What to do: Sift the listing for lines that hold the string "варно" and pull them out.

* Begin Material shown *

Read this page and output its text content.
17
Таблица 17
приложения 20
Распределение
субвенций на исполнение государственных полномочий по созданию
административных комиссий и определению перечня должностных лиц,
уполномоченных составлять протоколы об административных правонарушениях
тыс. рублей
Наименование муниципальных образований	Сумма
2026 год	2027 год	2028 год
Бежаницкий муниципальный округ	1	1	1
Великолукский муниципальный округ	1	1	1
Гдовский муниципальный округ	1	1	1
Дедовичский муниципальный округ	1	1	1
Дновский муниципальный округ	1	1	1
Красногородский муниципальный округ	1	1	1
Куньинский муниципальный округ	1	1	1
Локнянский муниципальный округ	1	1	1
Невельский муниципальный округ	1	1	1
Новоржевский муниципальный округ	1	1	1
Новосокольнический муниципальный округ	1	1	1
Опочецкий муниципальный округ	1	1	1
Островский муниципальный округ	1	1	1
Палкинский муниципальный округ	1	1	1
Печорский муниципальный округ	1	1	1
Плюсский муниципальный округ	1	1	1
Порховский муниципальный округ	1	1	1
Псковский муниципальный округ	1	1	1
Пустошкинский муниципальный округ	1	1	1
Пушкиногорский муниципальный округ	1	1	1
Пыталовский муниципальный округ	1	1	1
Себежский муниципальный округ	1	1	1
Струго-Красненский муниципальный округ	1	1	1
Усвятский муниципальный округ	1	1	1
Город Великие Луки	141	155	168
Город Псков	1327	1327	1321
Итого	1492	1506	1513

* End Material shown *
* Begin Material shown *

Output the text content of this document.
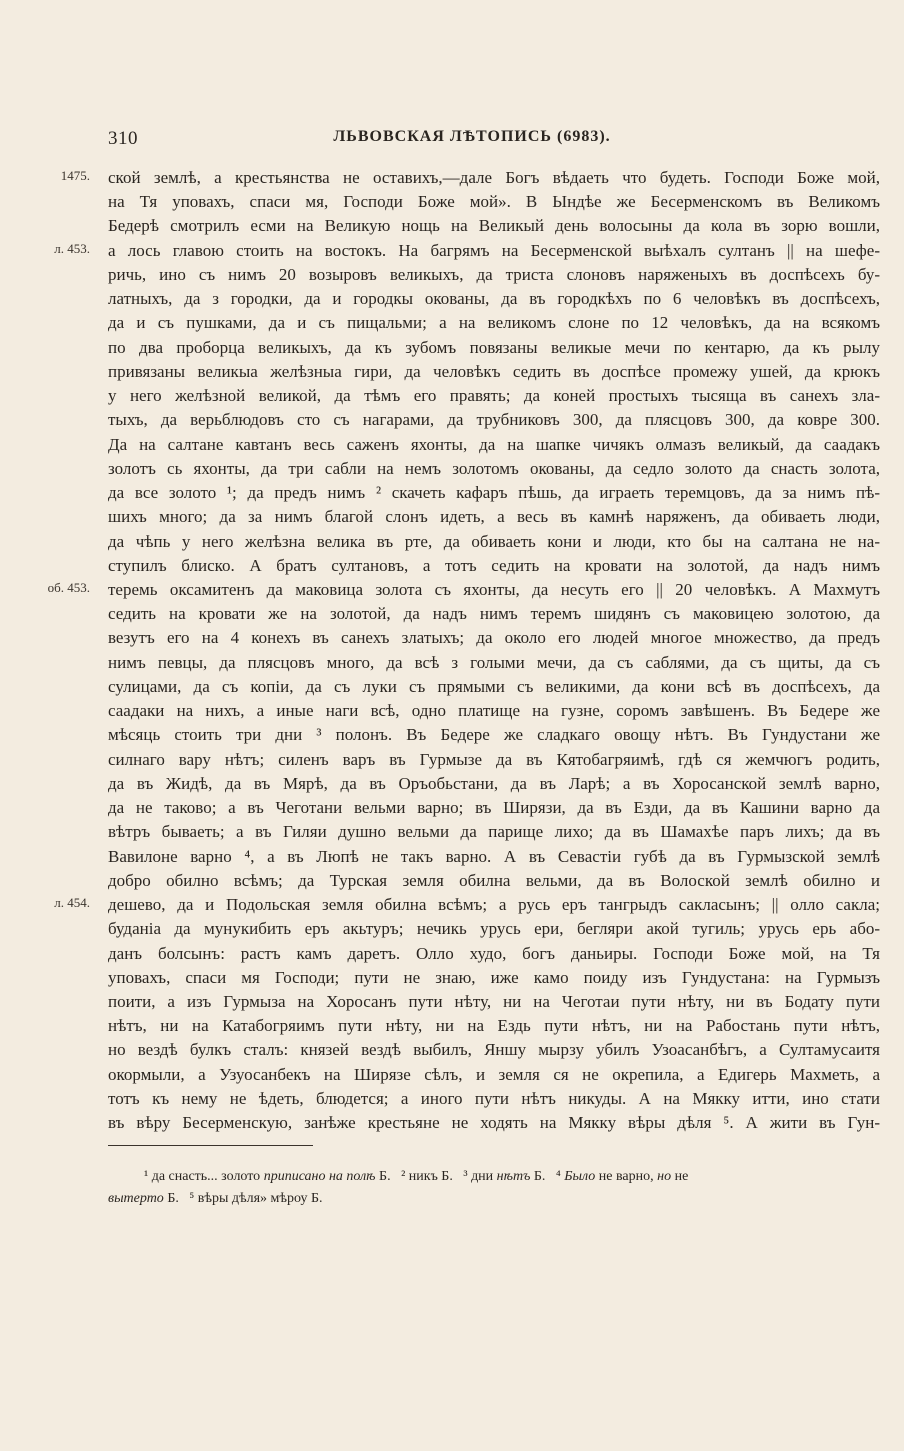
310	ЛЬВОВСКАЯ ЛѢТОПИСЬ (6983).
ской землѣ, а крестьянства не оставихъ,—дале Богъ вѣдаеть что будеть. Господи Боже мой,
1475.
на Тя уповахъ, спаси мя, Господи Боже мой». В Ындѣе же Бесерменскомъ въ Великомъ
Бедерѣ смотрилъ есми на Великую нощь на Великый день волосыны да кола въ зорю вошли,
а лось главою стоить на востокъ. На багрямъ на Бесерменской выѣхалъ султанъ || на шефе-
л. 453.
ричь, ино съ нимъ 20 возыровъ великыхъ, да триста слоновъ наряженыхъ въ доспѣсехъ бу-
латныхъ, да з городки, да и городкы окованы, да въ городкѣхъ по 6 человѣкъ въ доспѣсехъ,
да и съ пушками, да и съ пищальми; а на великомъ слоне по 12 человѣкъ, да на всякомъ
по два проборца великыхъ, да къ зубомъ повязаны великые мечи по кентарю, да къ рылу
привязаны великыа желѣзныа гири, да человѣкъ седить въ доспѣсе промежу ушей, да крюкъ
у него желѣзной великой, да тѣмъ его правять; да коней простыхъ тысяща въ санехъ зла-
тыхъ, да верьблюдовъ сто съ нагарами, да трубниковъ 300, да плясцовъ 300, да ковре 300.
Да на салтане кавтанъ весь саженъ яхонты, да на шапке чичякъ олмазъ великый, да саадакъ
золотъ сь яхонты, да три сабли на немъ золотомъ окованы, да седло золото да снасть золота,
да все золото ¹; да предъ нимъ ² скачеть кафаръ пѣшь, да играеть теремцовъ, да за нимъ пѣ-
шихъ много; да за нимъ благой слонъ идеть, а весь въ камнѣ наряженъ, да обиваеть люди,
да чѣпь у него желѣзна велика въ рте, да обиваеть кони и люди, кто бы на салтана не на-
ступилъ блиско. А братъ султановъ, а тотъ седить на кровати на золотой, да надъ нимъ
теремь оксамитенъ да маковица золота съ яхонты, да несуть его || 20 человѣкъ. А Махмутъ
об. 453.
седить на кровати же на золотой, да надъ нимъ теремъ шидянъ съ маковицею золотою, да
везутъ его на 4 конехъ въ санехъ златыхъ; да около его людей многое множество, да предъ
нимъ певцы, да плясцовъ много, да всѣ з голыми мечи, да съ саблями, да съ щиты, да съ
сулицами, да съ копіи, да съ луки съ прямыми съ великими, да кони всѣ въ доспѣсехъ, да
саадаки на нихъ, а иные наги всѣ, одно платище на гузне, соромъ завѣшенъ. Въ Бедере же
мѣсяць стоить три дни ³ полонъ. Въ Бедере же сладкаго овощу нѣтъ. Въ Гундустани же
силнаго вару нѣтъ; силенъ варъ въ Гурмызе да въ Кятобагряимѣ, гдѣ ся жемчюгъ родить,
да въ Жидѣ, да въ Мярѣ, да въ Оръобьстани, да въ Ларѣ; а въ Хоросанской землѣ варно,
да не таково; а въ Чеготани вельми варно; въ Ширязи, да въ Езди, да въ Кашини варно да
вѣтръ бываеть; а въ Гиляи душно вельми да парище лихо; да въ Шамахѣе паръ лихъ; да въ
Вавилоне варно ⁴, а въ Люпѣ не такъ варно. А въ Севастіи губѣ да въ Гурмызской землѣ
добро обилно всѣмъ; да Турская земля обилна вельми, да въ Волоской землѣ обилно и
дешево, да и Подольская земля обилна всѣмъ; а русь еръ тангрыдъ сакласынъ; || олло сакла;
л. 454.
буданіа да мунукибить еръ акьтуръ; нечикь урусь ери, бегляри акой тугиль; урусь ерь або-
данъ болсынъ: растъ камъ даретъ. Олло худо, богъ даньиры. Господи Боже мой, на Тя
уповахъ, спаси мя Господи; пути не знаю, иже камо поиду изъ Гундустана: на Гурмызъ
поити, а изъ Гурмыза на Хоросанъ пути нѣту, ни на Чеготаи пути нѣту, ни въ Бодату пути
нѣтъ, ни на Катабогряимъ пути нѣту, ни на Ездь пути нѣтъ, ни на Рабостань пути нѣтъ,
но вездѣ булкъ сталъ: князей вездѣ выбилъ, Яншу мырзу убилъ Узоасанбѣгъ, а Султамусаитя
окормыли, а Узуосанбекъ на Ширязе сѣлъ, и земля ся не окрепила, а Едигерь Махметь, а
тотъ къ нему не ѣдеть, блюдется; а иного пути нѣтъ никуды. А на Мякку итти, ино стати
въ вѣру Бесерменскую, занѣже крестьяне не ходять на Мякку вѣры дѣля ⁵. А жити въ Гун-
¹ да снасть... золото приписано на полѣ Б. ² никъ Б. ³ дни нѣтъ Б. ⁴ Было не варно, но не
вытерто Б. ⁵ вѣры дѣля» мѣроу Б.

* End Material shown *
* Begin Material shown *

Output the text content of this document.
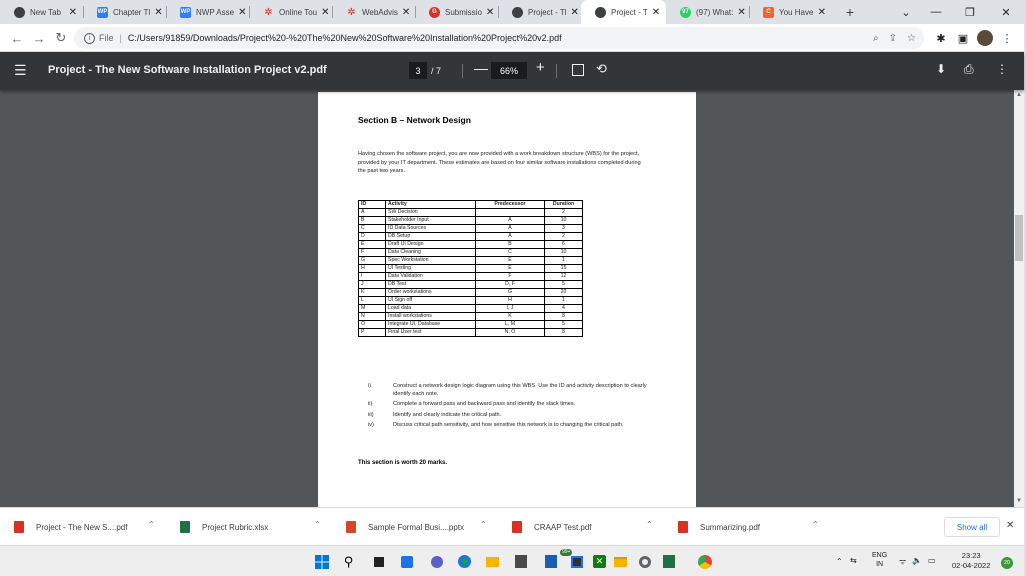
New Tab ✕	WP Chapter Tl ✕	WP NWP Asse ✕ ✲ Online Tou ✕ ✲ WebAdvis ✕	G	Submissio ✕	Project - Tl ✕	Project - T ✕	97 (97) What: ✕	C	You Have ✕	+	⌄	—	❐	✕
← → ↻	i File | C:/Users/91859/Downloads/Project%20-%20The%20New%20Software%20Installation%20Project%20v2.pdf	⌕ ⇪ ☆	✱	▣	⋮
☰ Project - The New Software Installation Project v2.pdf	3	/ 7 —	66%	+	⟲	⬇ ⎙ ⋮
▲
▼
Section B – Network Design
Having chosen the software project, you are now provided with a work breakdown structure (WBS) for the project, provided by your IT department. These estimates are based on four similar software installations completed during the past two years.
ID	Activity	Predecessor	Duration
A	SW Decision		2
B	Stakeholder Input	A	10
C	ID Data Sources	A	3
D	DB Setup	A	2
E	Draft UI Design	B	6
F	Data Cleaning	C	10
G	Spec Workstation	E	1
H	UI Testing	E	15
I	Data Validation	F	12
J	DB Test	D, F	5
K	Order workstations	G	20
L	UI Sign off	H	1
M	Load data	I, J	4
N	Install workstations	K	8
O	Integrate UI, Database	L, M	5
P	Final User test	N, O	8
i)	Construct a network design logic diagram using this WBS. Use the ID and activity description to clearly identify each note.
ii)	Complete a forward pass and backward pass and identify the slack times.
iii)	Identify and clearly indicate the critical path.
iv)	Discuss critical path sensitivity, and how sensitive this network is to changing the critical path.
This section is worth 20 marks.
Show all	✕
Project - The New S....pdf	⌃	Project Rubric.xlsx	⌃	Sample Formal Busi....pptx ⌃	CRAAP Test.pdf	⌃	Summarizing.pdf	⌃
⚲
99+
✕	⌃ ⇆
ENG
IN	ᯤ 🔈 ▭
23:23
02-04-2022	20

* End Material shown *

Correct answer:
да въ Жидѣ, да въ Мярѣ, да въ Оръобьстани, да въ Ларѣ; а въ Хоросанской землѣ варно,
да не таково; а въ Чеготани вельми варно; въ Ширязи, да въ Езди, да въ Кашини варно да
Вавилоне варно ⁴, а въ Люпѣ не такъ варно. А въ Севастіи губѣ да въ Гурмызской землѣ
¹ да снасть... золото приписано на полѣ Б. ² никъ Б. ³ дни нѣтъ Б. ⁴ Было не варно, но не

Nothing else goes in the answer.